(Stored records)
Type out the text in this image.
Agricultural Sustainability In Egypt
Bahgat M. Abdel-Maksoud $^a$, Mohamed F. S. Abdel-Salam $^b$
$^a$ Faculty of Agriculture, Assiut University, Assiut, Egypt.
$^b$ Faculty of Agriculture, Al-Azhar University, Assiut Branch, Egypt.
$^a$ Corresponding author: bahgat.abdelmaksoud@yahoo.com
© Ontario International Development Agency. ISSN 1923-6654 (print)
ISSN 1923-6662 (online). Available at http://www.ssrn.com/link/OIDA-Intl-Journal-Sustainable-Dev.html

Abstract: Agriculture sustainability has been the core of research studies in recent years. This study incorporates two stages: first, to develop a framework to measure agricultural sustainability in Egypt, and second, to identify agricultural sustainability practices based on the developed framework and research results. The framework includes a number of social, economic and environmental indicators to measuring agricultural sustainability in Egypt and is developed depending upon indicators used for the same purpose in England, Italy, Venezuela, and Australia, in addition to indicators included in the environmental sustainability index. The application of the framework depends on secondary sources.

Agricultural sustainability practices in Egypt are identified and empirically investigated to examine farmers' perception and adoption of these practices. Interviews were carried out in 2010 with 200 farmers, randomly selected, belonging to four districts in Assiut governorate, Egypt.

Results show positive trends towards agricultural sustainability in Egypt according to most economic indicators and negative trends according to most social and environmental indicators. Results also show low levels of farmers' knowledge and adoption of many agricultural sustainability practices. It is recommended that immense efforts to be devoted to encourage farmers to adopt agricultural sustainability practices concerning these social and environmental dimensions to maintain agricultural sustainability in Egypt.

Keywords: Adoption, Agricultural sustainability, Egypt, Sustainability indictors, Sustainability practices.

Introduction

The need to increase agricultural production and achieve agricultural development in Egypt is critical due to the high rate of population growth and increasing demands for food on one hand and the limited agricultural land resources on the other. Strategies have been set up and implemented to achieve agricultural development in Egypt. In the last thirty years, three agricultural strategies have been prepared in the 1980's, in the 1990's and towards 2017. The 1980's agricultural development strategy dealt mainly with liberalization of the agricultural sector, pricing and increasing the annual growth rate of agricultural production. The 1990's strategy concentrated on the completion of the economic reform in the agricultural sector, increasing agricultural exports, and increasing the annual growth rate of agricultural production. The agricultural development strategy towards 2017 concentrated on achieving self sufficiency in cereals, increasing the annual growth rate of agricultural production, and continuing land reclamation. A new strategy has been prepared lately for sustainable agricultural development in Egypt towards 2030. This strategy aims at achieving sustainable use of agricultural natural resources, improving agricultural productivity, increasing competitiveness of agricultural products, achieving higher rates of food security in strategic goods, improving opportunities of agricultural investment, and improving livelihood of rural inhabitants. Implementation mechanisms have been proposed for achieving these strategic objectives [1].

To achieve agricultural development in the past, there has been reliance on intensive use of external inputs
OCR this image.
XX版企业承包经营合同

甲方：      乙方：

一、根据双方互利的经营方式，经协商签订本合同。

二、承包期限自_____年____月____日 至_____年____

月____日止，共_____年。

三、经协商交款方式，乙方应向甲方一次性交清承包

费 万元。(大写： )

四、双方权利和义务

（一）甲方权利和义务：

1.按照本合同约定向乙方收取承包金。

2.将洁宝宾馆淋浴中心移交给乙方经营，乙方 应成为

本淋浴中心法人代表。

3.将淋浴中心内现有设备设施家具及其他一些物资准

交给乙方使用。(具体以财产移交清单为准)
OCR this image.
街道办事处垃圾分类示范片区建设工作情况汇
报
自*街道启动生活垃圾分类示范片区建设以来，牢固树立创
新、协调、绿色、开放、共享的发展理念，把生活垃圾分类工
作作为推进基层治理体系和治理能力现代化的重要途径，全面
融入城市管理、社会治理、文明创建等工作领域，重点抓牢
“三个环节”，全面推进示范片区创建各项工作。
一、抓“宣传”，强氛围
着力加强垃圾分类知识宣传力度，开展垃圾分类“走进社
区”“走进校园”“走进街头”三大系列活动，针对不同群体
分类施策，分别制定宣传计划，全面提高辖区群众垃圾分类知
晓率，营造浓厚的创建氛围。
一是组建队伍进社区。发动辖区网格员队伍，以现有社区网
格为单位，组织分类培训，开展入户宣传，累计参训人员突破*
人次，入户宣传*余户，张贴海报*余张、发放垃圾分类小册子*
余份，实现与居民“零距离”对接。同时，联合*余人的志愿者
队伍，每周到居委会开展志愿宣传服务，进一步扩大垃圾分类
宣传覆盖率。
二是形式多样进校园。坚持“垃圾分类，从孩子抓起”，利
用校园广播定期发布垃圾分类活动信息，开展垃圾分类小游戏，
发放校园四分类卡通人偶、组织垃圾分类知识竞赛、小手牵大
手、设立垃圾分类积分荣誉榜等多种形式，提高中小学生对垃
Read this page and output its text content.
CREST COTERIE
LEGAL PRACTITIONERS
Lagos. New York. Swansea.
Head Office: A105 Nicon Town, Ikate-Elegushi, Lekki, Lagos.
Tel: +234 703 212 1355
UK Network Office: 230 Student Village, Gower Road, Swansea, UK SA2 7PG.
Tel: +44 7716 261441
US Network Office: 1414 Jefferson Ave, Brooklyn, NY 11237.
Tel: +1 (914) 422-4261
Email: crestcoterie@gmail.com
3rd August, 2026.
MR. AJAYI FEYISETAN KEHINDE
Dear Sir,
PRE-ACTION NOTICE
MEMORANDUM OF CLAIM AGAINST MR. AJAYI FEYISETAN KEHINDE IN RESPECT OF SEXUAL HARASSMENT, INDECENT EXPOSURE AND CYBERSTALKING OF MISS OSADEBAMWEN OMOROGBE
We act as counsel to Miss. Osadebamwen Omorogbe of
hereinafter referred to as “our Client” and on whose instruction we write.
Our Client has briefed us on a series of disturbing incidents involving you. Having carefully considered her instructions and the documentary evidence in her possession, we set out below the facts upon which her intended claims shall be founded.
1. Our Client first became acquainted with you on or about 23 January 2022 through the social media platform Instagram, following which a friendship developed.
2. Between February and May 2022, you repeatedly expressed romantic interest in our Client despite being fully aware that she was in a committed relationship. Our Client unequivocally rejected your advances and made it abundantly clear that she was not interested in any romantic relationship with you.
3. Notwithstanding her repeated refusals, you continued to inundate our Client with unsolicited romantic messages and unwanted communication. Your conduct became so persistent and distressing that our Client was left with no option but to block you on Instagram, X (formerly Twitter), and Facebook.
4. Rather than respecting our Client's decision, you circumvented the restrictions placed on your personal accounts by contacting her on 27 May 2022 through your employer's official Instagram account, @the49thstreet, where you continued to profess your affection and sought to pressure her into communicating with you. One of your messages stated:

### [Task goal]
Every line in the data above that contains "AJAYI" needs to be copied.

### [Response]
MR. AJAYI FEYISETAN KEHINDE
MEMORANDUM OF CLAIM AGAINST MR. AJAYI FEYISETAN KEHINDE IN RESPECT OF SEXUAL HARASSMENT, INDECENT EXPOSURE AND CYBERSTALKING OF MISS OSADEBAMWEN OMOROGBE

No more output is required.